Brief: Your task is to locate every line holding the string "label" and to copy each of them.

Records provided:
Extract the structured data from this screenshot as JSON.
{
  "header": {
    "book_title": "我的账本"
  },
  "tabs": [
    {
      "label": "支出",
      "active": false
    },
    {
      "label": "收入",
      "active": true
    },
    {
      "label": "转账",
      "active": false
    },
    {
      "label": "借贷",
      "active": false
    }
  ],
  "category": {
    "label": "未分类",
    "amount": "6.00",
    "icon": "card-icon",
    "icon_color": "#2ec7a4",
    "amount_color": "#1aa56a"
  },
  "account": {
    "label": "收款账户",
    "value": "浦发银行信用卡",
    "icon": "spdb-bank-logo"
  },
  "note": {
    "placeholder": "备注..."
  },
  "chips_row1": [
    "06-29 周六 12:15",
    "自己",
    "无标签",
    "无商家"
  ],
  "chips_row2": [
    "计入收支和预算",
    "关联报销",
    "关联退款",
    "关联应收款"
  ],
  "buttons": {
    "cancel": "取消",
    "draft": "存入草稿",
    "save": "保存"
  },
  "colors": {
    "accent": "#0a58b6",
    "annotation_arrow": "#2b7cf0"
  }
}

Correct output:
      "label": "支出",
      "label": "收入",
      "label": "转账",
      "label": "借贷",
    "label": "未分类",
    "label": "收款账户",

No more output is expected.